- [Description of the task] Your job is to restate each entry word for word.

# Start of Information given

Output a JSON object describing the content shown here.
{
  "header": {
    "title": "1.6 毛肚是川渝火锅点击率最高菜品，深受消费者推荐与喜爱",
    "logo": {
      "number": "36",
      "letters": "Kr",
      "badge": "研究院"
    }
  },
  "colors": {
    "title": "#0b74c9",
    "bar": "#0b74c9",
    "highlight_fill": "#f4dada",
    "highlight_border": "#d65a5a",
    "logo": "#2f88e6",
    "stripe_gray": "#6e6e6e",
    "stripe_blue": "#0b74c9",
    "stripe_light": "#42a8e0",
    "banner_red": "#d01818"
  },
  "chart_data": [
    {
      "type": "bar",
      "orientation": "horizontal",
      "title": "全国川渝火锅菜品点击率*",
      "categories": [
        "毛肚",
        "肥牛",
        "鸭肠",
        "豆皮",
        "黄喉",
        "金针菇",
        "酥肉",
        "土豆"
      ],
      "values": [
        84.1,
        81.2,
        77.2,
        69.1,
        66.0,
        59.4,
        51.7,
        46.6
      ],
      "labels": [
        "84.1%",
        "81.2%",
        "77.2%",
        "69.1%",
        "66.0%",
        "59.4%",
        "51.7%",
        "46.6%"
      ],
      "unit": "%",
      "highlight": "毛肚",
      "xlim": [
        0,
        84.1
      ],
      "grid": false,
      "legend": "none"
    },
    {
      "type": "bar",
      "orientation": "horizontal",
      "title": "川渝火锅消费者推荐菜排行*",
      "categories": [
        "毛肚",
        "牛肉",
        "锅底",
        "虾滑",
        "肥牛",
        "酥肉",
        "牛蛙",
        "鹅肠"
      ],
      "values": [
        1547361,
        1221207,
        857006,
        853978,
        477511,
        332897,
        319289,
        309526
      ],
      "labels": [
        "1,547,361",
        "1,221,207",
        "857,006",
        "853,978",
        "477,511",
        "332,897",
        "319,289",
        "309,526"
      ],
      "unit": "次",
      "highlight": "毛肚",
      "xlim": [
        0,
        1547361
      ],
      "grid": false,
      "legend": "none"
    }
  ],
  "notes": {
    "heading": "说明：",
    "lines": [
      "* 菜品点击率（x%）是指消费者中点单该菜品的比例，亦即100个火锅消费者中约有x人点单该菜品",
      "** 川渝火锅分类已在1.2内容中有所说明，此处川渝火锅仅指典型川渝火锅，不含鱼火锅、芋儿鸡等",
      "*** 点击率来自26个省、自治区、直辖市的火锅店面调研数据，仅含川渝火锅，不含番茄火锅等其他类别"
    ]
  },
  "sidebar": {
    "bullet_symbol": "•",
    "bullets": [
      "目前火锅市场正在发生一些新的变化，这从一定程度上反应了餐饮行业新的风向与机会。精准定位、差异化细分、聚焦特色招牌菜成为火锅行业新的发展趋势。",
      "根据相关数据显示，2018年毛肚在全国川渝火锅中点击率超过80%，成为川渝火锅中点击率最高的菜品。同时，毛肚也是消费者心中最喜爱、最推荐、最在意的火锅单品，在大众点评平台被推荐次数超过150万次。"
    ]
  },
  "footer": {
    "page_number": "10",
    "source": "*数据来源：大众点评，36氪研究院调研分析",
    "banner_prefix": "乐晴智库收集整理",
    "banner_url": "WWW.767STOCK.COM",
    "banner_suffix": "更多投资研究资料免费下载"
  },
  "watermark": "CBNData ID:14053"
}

# End of Information given

- [Exercise output]
Output a JSON object describing the content shown here.
{
  "header": {
    "title": "1.6 毛肚是川渝火锅点击率最高菜品，深受消费者推荐与喜爱",
    "logo": {
      "number": "36",
      "letters": "Kr",
      "badge": "研究院"
    }
  },
  "colors": {
    "title": "#0b74c9",
    "bar": "#0b74c9",
    "highlight_fill": "#f4dada",
    "highlight_border": "#d65a5a",
    "logo": "#2f88e6",
    "stripe_gray": "#6e6e6e",
    "stripe_blue": "#0b74c9",
    "stripe_light": "#42a8e0",
    "banner_red": "#d01818"
  },
  "chart_data": [
    {
      "type": "bar",
      "orientation": "horizontal",
      "title": "全国川渝火锅菜品点击率*",
      "categories": [
        "毛肚",
        "肥牛",
        "鸭肠",
        "豆皮",
        "黄喉",
        "金针菇",
        "酥肉",
        "土豆"
      ],
      "values": [
        84.1,
        81.2,
        77.2,
        69.1,
        66.0,
        59.4,
        51.7,
        46.6
      ],
      "labels": [
        "84.1%",
        "81.2%",
        "77.2%",
        "69.1%",
        "66.0%",
        "59.4%",
        "51.7%",
        "46.6%"
      ],
      "unit": "%",
      "highlight": "毛肚",
      "xlim": [
        0,
        84.1
      ],
      "grid": false,
      "legend": "none"
    },
    {
      "type": "bar",
      "orientation": "horizontal",
      "title": "川渝火锅消费者推荐菜排行*",
      "categories": [
        "毛肚",
        "牛肉",
        "锅底",
        "虾滑",
        "肥牛",
        "酥肉",
        "牛蛙",
        "鹅肠"
      ],
      "values": [
        1547361,
        1221207,
        857006,
        853978,
        477511,
        332897,
        319289,
        309526
      ],
      "labels": [
        "1,547,361",
        "1,221,207",
        "857,006",
        "853,978",
        "477,511",
        "332,897",
        "319,289",
        "309,526"
      ],
      "unit": "次",
      "highlight": "毛肚",
      "xlim": [
        0,
        1547361
      ],
      "grid": false,
      "legend": "none"
    }
  ],
  "notes": {
    "heading": "说明：",
    "lines": [
      "* 菜品点击率（x%）是指消费者中点单该菜品的比例，亦即100个火锅消费者中约有x人点单该菜品",
      "** 川渝火锅分类已在1.2内容中有所说明，此处川渝火锅仅指典型川渝火锅，不含鱼火锅、芋儿鸡等",
      "*** 点击率来自26个省、自治区、直辖市的火锅店面调研数据，仅含川渝火锅，不含番茄火锅等其他类别"
    ]
  },
  "sidebar": {
    "bullet_symbol": "•",
    "bullets": [
      "目前火锅市场正在发生一些新的变化，这从一定程度上反应了餐饮行业新的风向与机会。精准定位、差异化细分、聚焦特色招牌菜成为火锅行业新的发展趋势。",
      "根据相关数据显示，2018年毛肚在全国川渝火锅中点击率超过80%，成为川渝火锅中点击率最高的菜品。同时，毛肚也是消费者心中最喜爱、最推荐、最在意的火锅单品，在大众点评平台被推荐次数超过150万次。"
    ]
  },
  "footer": {
    "page_number": "10",
    "source": "*数据来源：大众点评，36氪研究院调研分析",
    "banner_prefix": "乐晴智库收集整理",
    "banner_url": "WWW.767STOCK.COM",
    "banner_suffix": "更多投资研究资料免费下载"
  },
  "watermark": "CBNData ID:14053"
}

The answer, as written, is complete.